DIRECTIVE :: From the episode recap, please state how many years Tami and Eric have been married.

EXCERPT PROVIDED ::
But the true and literally heart breaking center of this episode are the cracks traveling across Tami and Eric's relationship like a frozen pond in spring. Tami wants to take the job in Philadelphia, and she reminds her husband that she has moved many, many times over their 18 year marriage for his job. Now it's her turn. Coach just refuses to talk about it with her, so distracted is he with preparing for State and managing the knowledge that Buddy has told him that he will have the position of Super Coach for the Super Team they develop in Dillon year. Coach wants to stay in Dillon, he wants that job, but you can also see behind his eyes, and a little bit in his hair, that he realizes he is in the wrong. But the thing is, even I feel like, YES PLEASE STAY IN DILLON, because how can I go on with my life if Coach and Tami Taylor are not there? And I know Tami is right, but this is the way place and home works -- it draws you back and sucks you in and even though we all pride ourselves for getting away from our home towns, wouldn't it be kind of wonderful if we all could have stayed and nothing ever changed?
Tami comes home in a cab (from Philadelphia, where she had a job interview) late at night. Eric is snoozing on the couch when she gets in. They hug very sweetly and she whispers into his neck that she can't wait to tell him about her trip. What, there was no telephone in her room in Philadelphia? But Julie appears in the hallway just beyond them and Coach interrupts Tami to tell her that he has a surprise for her. Tami turns around and sees her daughter and nearly shrieks with joy but remembers to shush to not wake up Gracie. Tami is surprised because Julie isn't supposed to be back for another week. But never fear, Julie goes to Burleson College, an apparently low-residency program. She "finished up finals early," which, well, to be honest, if she is going to be an English major (like her interest in Moby Dick in the very first episode indicated), she'll pretty much never have to take an actual final exam.
Cut over to the Airstream of SHIRTLESS AND AGITATED TIM RIGGINS. He bust open the door of the trailer from the inside, chucks his mattress outside and comes flinging out with no shirt on, panting hot. Nightmare? Night sweats? What is it? Tim Riggins, I will help you if you will only just let me.
Over at East Dillon, masses of news trucks are gathering and driving all over the fields. Levi shouts at them to quit it, but Coach Taylor just chuckles as he rolls up in his SUV, "It's State, Levi, get used to it!"

DATA SHOWN ::
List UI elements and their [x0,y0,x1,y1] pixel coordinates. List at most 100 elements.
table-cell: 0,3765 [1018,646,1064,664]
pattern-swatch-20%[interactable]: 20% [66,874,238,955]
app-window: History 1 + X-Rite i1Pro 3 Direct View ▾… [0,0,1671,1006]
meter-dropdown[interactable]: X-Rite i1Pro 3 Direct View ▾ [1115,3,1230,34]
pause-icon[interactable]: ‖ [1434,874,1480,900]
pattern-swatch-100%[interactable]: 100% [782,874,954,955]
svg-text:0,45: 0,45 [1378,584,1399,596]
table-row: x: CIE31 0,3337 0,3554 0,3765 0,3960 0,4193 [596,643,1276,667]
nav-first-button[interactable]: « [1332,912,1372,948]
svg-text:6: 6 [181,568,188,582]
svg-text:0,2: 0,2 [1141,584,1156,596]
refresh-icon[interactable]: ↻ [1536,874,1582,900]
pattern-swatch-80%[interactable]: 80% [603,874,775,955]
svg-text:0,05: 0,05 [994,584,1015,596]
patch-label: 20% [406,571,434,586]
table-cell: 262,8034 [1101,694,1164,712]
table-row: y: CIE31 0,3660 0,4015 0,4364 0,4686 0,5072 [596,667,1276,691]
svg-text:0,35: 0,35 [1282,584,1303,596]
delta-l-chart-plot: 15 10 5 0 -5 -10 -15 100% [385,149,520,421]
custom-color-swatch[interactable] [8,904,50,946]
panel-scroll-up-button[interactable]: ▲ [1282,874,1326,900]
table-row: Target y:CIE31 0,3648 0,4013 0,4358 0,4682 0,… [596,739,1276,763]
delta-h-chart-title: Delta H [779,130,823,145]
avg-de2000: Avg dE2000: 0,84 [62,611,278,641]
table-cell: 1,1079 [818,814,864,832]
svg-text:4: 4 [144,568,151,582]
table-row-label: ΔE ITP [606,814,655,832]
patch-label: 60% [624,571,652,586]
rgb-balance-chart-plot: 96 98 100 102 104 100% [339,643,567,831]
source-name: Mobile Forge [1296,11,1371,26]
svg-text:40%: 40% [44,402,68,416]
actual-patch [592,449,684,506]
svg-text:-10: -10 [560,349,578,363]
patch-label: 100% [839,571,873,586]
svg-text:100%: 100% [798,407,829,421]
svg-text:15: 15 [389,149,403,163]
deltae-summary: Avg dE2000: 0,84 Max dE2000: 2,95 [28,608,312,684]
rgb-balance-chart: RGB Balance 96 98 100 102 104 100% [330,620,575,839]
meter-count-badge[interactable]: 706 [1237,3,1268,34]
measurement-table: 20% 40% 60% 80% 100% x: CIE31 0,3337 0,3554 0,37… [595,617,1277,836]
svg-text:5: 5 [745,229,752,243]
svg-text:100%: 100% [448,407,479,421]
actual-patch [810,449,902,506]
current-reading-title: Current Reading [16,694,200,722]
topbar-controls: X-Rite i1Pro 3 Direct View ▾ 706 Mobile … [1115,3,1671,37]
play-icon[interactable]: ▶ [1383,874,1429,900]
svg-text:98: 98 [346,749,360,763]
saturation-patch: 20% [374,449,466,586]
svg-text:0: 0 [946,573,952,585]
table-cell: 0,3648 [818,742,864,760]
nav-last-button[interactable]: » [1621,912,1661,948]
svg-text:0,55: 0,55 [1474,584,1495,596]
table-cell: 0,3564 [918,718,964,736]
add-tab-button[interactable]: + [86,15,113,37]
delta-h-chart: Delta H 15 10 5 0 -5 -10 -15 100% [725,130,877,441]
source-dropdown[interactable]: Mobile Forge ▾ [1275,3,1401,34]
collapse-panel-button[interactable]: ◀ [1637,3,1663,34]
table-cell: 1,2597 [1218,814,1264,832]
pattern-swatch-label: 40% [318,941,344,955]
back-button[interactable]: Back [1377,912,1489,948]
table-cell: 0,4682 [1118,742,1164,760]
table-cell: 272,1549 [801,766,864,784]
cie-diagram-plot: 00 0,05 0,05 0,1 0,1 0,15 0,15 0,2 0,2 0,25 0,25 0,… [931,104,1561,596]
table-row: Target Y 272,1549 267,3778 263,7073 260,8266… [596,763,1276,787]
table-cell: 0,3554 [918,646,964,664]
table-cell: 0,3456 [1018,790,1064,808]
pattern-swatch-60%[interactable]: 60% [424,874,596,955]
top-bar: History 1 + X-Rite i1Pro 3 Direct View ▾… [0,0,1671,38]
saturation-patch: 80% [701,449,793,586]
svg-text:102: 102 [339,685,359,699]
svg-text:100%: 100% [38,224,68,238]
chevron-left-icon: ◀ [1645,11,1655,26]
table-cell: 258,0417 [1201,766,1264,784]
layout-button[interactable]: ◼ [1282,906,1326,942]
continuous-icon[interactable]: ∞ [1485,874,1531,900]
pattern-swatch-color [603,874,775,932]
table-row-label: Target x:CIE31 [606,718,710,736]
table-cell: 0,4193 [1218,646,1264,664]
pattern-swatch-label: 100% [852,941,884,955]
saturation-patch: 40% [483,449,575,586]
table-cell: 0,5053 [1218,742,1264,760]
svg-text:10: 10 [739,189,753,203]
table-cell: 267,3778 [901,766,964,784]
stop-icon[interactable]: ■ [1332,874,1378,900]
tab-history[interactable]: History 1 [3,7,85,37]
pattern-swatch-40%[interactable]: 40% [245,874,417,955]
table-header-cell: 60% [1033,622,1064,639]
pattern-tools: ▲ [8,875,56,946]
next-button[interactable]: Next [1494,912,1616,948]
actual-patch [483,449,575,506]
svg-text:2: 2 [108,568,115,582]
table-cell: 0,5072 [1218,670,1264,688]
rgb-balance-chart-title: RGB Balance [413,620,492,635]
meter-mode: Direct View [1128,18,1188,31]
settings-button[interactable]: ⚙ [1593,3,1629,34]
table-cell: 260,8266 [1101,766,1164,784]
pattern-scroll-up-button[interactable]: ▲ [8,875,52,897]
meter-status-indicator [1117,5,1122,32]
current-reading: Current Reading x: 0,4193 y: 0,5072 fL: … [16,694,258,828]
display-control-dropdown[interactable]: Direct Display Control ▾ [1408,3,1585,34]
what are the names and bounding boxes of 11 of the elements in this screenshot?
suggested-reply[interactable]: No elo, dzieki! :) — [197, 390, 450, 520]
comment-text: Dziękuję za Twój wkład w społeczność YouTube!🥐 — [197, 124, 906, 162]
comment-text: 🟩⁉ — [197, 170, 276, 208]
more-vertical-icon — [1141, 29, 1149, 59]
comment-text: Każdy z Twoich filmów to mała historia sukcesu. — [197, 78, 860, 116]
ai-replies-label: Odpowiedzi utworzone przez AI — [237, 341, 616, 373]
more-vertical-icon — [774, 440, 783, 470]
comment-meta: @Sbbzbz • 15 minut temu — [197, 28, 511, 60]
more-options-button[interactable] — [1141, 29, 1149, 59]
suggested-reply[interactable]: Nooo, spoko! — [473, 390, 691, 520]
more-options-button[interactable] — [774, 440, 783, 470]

FULL RESPONSE :: 18 years.